* TASK STATEMENT *
Go through the listing and pick out each line with the word "Методы" in it.

* MATERIAL PROVIDED *

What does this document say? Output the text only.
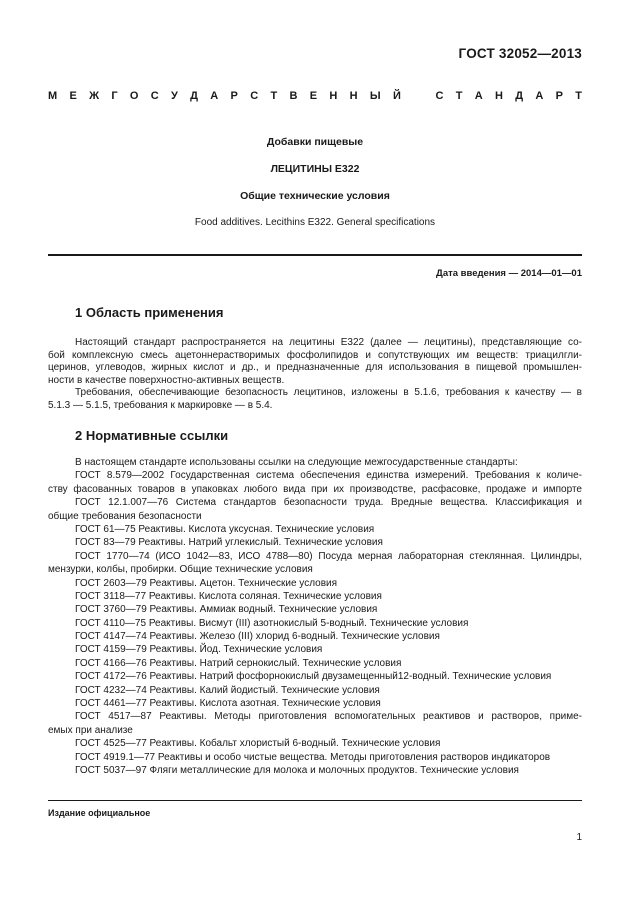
ГОСТ 32052—2013
М Е Ж Г О С У Д А Р С Т В Е Н Н Ы Й	С Т А Н Д А Р Т
Добавки пищевые
ЛЕЦИТИНЫ Е322
Общие технические условия
Food additives. Lecithins E322. General specifications
Дата введения — 2014—01—01
1 Область применения
Настоящий стандарт распространяется на лецитины Е322 (далее — лецитины), представляющие со-
бой комплексную смесь ацетоннерастворимых фосфолипидов и сопутствующих им веществ: триацилгли-
церинов, углеводов, жирных кислот и др., и предназначенные для использования в пищевой промышлен-
ности в качестве поверхностно-активных веществ.
Требования, обеспечивающие безопасность лецитинов, изложены в 5.1.6, требования к качеству — в
5.1.3 — 5.1.5, требования к маркировке — в 5.4.
2 Нормативные ссылки
В настоящем стандарте использованы ссылки на следующие межгосударственные стандарты:
ГОСТ 8.579—2002 Государственная система обеспечения единства измерений. Требования к количе-
ству фасованных товаров в упаковках любого вида при их производстве, расфасовке, продаже и импорте
ГОСТ 12.1.007—76 Система стандартов безопасности труда. Вредные вещества. Классификация и
общие требования безопасности
ГОСТ 61—75 Реактивы. Кислота уксусная. Технические условия
ГОСТ 83—79 Реактивы. Натрий углекислый. Технические условия
ГОСТ 1770—74 (ИСО 1042—83, ИСО 4788—80) Посуда мерная лабораторная стеклянная. Цилиндры,
мензурки, колбы, пробирки. Общие технические условия
ГОСТ 2603—79 Реактивы. Ацетон. Технические условия
ГОСТ 3118—77 Реактивы. Кислота соляная. Технические условия
ГОСТ 3760—79 Реактивы. Аммиак водный. Технические условия
ГОСТ 4110—75 Реактивы. Висмут (III) азотнокислый 5-водный. Технические условия
ГОСТ 4147—74 Реактивы. Железо (III) хлорид 6-водный. Технические условия
ГОСТ 4159—79 Реактивы. Йод. Технические условия
ГОСТ 4166—76 Реактивы. Натрий сернокислый. Технические условия
ГОСТ 4172—76 Реактивы. Натрий фосфорнокислый двузамещенный12-водный. Технические условия
ГОСТ 4232—74 Реактивы. Калий йодистый. Технические условия
ГОСТ 4461—77 Реактивы. Кислота азотная. Технические условия
ГОСТ 4517—87 Реактивы. Методы приготовления вспомогательных реактивов и растворов, приме-
емых при анализе
ГОСТ 4525—77 Реактивы. Кобальт хлористый 6-водный. Технические условия
ГОСТ 4919.1—77 Реактивы и особо чистые вещества. Методы приготовления растворов индикаторов
ГОСТ 5037—97 Фляги металлические для молока и молочных продуктов. Технические условия
Издание официальное
1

* THE ANSWER *
ГОСТ 4517—87 Реактивы. Методы приготовления вспомогательных реактивов и растворов, приме-
ГОСТ 4919.1—77 Реактивы и особо чистые вещества. Методы приготовления растворов индикаторов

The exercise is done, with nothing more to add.